------ DATA SUPPLIED

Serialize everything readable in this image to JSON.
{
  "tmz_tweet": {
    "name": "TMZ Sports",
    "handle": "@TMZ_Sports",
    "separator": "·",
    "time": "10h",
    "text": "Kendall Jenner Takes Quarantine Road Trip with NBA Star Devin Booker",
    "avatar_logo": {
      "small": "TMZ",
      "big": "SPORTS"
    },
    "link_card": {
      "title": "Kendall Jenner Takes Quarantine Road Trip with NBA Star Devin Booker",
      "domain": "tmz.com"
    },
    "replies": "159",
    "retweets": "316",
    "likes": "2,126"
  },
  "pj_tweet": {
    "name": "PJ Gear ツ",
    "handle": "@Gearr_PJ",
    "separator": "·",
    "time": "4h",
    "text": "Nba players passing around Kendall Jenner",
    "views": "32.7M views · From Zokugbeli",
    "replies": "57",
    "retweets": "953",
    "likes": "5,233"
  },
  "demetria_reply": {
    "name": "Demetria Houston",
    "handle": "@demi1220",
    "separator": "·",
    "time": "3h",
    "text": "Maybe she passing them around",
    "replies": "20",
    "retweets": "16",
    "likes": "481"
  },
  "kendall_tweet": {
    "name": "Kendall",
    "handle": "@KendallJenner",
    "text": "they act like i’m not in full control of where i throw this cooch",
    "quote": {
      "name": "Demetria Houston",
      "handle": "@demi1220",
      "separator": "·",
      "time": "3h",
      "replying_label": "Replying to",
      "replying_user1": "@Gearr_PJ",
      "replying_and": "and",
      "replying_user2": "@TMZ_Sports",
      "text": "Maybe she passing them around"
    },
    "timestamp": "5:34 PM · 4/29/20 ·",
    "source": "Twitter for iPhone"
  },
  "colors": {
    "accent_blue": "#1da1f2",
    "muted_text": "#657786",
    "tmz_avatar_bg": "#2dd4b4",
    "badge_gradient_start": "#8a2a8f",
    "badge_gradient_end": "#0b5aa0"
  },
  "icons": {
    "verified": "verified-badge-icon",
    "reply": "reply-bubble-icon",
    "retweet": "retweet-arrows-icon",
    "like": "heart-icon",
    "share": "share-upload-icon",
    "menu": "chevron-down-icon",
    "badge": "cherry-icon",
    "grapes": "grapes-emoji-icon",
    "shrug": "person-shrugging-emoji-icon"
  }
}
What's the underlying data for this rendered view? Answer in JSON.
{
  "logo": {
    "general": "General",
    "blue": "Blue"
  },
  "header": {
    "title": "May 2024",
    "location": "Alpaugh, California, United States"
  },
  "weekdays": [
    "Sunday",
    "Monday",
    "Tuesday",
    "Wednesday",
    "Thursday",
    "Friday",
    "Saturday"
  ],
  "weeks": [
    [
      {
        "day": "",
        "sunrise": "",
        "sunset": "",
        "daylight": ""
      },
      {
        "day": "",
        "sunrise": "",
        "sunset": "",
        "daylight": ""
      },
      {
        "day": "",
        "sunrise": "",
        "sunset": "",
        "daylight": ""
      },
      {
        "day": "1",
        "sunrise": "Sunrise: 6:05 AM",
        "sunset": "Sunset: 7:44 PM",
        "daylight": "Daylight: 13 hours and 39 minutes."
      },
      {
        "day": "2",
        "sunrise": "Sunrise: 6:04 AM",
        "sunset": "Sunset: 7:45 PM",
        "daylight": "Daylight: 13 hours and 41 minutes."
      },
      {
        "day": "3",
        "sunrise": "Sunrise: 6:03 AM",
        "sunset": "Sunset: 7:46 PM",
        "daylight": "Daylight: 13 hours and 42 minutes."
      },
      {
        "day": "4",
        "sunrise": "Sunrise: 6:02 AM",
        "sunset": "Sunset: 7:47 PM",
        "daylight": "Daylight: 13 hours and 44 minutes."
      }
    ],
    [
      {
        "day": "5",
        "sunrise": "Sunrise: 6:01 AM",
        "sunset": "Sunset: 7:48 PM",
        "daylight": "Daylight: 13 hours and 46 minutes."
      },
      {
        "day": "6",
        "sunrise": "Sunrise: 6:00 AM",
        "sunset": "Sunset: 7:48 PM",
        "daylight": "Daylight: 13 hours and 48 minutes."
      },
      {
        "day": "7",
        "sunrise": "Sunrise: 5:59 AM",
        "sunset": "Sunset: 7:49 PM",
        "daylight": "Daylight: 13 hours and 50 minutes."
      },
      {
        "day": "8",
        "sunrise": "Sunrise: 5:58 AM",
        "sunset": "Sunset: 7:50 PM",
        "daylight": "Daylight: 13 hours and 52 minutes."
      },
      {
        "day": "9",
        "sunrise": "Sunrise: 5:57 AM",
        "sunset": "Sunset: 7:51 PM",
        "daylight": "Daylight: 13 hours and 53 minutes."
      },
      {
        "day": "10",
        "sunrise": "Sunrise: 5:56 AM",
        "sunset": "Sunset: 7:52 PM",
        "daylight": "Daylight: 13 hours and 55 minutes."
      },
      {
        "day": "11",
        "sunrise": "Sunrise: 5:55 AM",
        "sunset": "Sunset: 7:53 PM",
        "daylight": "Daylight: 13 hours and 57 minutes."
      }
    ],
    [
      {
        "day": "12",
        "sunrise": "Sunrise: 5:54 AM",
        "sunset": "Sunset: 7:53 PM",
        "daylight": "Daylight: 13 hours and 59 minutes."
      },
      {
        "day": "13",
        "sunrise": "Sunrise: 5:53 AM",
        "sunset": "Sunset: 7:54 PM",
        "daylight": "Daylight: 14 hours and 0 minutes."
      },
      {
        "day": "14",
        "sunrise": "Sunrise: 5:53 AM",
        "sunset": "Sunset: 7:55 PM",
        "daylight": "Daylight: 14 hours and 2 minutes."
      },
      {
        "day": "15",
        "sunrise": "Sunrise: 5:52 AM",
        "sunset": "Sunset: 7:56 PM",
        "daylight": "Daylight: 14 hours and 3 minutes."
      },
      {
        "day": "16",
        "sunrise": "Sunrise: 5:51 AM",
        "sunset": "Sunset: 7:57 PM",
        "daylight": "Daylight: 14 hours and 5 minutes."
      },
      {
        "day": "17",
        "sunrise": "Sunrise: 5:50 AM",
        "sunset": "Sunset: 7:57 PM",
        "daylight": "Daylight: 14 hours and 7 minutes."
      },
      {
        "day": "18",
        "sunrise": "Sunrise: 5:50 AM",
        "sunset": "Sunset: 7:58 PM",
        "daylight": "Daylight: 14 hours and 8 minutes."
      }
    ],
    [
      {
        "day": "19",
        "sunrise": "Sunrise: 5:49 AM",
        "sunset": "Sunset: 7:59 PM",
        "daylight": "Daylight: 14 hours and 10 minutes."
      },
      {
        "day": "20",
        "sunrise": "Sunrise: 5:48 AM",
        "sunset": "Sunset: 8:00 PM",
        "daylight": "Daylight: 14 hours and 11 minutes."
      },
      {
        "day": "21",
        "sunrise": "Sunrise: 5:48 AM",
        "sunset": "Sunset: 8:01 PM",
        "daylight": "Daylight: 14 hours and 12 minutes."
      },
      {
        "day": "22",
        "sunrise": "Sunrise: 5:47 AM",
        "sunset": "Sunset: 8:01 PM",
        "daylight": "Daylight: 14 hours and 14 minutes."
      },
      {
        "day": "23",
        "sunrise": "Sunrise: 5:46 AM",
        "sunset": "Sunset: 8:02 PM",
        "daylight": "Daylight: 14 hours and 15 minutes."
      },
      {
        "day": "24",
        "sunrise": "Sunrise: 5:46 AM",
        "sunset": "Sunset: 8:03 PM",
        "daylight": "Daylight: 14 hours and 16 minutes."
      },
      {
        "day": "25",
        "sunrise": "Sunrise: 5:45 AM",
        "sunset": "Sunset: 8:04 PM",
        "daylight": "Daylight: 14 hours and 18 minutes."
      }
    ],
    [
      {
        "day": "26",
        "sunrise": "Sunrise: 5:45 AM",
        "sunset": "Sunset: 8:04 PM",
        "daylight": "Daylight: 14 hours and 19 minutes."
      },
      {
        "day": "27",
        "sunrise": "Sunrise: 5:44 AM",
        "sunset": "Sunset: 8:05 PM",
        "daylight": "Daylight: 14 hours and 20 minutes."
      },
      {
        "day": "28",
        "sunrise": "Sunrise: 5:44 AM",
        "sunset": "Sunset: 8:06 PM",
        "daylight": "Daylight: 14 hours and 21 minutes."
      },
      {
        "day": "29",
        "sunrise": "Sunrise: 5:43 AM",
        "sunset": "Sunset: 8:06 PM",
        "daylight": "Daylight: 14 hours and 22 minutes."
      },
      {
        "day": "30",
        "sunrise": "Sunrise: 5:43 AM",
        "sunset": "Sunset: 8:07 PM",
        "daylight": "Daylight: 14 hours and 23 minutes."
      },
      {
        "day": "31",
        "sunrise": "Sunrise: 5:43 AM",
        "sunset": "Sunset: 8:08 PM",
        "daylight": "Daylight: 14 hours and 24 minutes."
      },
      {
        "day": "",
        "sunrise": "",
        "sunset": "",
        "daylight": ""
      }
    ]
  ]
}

------------

• _AIM OF THE TASK_
Scan the material for lines with the word "Houston", and copy each line you find.

• _WRITTEN ANSWER_
    "name": "Demetria Houston",
      "name": "Demetria Houston",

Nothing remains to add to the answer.